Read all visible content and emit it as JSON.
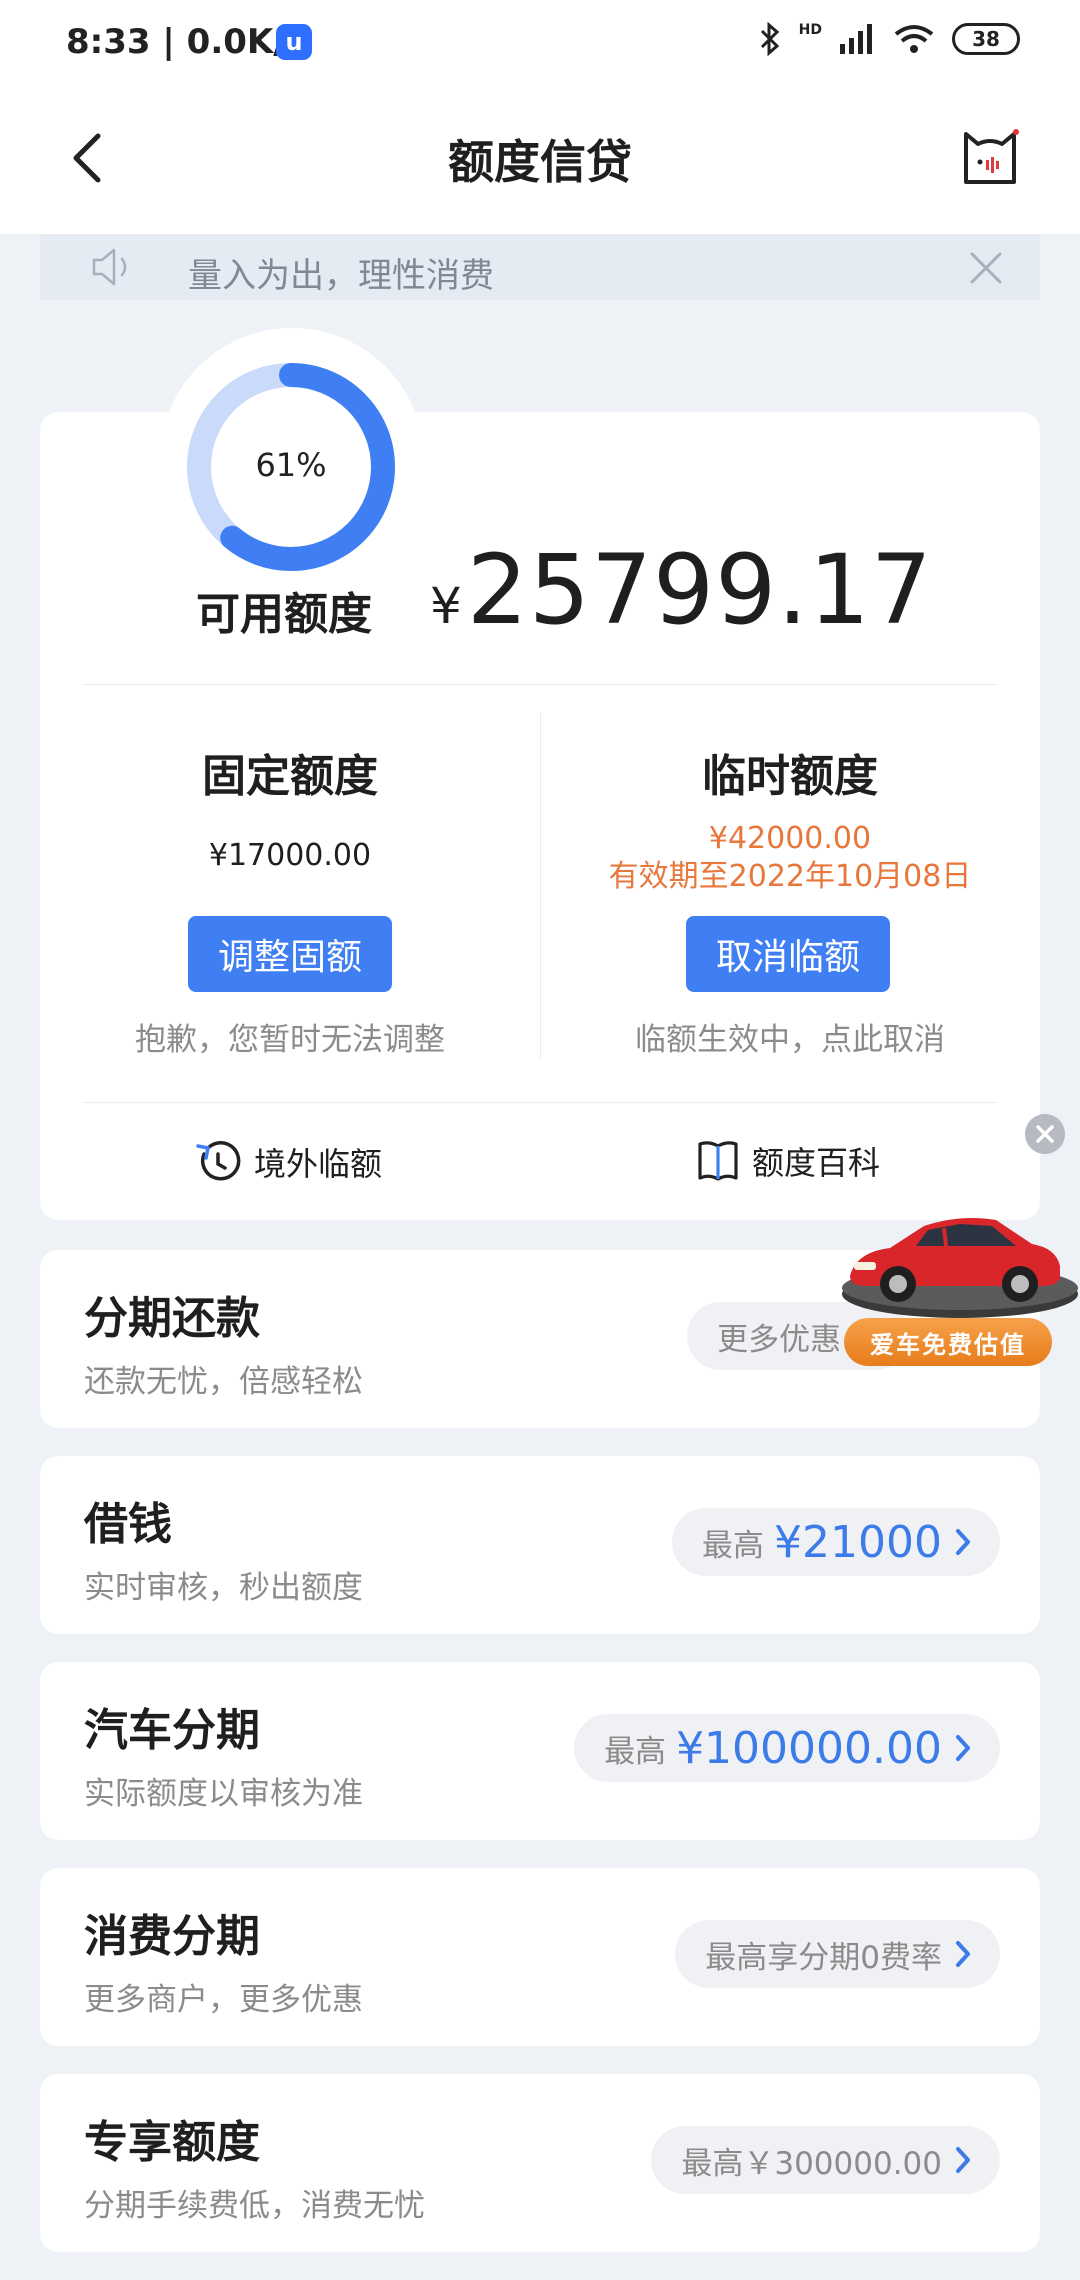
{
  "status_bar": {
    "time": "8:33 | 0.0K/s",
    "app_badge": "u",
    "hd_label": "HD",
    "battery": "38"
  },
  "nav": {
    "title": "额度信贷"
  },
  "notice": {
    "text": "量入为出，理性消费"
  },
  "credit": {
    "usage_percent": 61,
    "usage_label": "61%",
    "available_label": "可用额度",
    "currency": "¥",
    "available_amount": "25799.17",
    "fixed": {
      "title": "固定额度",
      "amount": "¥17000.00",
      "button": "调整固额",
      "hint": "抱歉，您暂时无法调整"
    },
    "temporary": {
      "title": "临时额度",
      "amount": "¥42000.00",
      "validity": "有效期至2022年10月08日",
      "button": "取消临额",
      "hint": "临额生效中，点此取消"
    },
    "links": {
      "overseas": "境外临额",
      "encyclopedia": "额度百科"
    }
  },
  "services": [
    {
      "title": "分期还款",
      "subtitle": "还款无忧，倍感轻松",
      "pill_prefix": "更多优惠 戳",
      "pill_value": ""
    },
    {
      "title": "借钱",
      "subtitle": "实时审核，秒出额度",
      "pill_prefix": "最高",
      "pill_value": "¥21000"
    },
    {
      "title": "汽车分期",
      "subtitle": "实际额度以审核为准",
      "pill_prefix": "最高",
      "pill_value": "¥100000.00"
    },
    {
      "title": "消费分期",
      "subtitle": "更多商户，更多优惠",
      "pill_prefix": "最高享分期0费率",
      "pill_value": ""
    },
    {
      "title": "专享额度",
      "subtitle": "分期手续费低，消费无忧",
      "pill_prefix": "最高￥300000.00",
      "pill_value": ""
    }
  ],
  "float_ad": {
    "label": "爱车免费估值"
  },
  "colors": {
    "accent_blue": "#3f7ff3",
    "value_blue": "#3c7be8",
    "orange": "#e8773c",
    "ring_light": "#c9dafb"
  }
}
______________________________
▶ **Exercise description**:
Copy the material shown above in full and exactly. Skip the pictures.

▶ **Complete answer**:
Read all visible content and emit it as JSON.
{
  "status_bar": {
    "time": "8:33 | 0.0K/s",
    "app_badge": "u",
    "hd_label": "HD",
    "battery": "38"
  },
  "nav": {
    "title": "额度信贷"
  },
  "notice": {
    "text": "量入为出，理性消费"
  },
  "credit": {
    "usage_percent": 61,
    "usage_label": "61%",
    "available_label": "可用额度",
    "currency": "¥",
    "available_amount": "25799.17",
    "fixed": {
      "title": "固定额度",
      "amount": "¥17000.00",
      "button": "调整固额",
      "hint": "抱歉，您暂时无法调整"
    },
    "temporary": {
      "title": "临时额度",
      "amount": "¥42000.00",
      "validity": "有效期至2022年10月08日",
      "button": "取消临额",
      "hint": "临额生效中，点此取消"
    },
    "links": {
      "overseas": "境外临额",
      "encyclopedia": "额度百科"
    }
  },
  "services": [
    {
      "title": "分期还款",
      "subtitle": "还款无忧，倍感轻松",
      "pill_prefix": "更多优惠 戳",
      "pill_value": ""
    },
    {
      "title": "借钱",
      "subtitle": "实时审核，秒出额度",
      "pill_prefix": "最高",
      "pill_value": "¥21000"
    },
    {
      "title": "汽车分期",
      "subtitle": "实际额度以审核为准",
      "pill_prefix": "最高",
      "pill_value": "¥100000.00"
    },
    {
      "title": "消费分期",
      "subtitle": "更多商户，更多优惠",
      "pill_prefix": "最高享分期0费率",
      "pill_value": ""
    },
    {
      "title": "专享额度",
      "subtitle": "分期手续费低，消费无忧",
      "pill_prefix": "最高￥300000.00",
      "pill_value": ""
    }
  ],
  "float_ad": {
    "label": "爱车免费估值"
  },
  "colors": {
    "accent_blue": "#3f7ff3",
    "value_blue": "#3c7be8",
    "orange": "#e8773c",
    "ring_light": "#c9dafb"
  }
}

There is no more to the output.